Short problem: Copy out, from the entries below, each line holding the string "хачапури".

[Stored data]
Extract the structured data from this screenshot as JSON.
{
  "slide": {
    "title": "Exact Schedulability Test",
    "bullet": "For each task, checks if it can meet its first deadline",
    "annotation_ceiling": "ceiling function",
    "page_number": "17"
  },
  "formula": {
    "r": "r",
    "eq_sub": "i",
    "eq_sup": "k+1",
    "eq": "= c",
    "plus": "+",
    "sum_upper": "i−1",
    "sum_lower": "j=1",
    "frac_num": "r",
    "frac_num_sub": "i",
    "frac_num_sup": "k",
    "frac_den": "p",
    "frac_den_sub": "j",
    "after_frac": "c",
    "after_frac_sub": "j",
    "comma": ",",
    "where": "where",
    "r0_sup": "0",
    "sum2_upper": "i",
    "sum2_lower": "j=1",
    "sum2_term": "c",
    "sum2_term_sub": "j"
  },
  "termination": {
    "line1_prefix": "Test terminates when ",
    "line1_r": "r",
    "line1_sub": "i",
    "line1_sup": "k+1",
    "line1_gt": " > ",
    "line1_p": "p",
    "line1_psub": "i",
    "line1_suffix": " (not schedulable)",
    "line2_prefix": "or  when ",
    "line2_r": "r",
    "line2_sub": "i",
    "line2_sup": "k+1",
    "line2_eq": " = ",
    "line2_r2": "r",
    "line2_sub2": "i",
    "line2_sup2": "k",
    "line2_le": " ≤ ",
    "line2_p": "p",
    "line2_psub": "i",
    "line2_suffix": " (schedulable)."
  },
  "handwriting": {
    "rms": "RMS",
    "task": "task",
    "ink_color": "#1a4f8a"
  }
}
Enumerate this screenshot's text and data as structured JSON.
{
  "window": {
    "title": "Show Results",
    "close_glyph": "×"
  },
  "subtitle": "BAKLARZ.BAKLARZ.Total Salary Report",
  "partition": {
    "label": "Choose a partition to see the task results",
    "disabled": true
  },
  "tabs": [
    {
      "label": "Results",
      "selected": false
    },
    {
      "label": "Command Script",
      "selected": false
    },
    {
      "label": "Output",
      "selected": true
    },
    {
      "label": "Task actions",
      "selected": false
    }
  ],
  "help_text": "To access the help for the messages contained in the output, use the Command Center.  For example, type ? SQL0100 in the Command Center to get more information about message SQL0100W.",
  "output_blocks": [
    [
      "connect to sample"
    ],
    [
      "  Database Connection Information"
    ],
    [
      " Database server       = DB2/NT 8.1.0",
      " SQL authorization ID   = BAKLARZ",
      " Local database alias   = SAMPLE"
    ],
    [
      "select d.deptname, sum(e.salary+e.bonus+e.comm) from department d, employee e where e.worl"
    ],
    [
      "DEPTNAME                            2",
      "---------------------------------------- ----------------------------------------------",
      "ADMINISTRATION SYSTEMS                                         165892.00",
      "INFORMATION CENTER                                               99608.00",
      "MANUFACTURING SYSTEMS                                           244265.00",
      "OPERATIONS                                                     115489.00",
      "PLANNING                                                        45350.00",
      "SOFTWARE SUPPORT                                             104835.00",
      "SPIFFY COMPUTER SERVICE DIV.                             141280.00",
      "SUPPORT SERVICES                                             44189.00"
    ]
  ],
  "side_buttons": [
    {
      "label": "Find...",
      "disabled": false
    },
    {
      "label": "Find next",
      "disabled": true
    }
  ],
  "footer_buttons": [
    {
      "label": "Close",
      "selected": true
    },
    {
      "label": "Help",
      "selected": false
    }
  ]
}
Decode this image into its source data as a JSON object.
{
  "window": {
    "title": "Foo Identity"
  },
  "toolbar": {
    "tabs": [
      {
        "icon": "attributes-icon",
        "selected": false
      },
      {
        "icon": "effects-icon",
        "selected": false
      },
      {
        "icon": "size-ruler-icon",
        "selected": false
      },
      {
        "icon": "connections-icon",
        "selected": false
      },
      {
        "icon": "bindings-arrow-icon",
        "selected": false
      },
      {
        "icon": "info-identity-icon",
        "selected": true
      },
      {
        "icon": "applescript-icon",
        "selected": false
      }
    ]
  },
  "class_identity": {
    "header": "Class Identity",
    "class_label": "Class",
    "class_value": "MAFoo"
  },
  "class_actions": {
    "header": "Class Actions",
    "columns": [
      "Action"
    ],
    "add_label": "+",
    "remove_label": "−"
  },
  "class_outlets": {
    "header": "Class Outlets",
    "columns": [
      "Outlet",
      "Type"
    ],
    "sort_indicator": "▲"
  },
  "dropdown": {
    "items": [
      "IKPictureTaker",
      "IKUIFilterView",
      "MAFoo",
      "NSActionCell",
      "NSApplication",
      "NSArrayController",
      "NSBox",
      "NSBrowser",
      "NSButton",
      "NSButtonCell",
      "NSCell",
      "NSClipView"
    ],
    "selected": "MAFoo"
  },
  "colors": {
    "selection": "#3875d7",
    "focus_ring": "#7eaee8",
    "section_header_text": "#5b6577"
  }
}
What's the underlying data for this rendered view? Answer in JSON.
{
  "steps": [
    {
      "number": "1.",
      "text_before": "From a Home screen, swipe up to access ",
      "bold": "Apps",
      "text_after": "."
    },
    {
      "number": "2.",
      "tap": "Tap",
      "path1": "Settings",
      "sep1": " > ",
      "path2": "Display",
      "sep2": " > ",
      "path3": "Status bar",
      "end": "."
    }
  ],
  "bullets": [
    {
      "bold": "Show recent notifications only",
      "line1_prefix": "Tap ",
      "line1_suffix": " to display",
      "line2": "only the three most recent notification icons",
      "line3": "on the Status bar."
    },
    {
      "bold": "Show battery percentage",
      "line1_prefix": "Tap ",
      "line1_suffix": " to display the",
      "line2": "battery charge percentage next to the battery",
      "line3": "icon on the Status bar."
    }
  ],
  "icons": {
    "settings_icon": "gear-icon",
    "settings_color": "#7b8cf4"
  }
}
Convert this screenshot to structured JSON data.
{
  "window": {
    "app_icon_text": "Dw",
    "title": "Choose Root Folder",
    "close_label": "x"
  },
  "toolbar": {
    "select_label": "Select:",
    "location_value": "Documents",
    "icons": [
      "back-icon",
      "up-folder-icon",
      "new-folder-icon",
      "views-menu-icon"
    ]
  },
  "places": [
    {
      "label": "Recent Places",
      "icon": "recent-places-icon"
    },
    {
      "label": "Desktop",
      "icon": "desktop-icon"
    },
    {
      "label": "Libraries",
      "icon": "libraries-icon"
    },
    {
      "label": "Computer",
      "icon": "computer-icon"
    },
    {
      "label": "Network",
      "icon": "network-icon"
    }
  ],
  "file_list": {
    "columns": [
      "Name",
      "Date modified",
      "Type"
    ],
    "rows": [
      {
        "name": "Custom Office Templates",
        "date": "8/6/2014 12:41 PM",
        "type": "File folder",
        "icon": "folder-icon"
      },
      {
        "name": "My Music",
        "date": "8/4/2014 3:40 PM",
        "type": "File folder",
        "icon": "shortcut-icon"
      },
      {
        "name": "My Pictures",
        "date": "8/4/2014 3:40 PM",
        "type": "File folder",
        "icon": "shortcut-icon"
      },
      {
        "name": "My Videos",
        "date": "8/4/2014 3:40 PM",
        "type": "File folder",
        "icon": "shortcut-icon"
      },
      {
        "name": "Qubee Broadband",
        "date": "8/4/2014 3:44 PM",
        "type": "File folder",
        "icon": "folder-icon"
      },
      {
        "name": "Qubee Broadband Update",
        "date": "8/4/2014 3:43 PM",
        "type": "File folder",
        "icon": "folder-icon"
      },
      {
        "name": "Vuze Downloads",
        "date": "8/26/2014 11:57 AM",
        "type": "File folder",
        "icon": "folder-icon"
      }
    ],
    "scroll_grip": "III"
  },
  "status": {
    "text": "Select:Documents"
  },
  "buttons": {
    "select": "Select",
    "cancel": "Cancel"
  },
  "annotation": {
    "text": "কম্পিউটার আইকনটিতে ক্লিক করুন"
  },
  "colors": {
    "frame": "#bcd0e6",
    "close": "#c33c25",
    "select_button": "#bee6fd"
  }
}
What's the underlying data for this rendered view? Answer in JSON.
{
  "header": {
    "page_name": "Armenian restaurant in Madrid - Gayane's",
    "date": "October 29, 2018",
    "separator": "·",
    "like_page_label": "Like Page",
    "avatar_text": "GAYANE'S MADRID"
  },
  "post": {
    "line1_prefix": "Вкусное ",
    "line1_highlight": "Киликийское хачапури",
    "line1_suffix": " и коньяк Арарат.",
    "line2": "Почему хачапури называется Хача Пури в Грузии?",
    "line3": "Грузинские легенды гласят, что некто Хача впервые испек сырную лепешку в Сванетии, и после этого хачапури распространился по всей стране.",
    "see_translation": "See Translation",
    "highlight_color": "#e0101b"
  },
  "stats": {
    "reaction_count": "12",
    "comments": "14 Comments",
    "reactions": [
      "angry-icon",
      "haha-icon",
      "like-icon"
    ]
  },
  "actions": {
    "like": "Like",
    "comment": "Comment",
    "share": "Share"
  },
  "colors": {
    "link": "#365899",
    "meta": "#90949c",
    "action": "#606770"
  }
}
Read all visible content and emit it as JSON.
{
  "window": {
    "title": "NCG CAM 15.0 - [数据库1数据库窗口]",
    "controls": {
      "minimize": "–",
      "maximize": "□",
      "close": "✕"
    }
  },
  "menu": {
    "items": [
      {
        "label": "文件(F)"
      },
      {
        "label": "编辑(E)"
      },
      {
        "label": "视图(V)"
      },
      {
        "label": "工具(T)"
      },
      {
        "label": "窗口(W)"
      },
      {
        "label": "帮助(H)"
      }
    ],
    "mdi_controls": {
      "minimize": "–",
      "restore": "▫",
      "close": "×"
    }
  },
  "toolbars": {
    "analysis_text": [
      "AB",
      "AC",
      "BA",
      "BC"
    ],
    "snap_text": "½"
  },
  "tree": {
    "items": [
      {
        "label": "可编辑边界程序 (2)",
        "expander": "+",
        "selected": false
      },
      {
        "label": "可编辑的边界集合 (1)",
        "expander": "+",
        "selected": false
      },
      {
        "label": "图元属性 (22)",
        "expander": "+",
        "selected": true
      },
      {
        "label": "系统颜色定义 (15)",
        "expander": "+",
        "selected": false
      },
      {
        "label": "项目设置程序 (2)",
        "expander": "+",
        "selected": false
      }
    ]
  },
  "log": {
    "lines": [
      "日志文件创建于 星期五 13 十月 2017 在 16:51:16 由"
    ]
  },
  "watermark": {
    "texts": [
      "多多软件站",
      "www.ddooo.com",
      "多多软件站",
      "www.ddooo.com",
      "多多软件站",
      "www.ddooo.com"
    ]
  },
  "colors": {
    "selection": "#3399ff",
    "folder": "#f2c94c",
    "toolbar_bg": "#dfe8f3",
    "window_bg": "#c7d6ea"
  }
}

Exercise answer:
    "line1_highlight": "Киликийское хачапури",
    "line2": "Почему хачапури называется Хача Пури в Грузии?",
    "line3": "Грузинские легенды гласят, что некто Хача впервые испек сырную лепешку в Сванетии, и после этого хачапури распространился по всей стране.",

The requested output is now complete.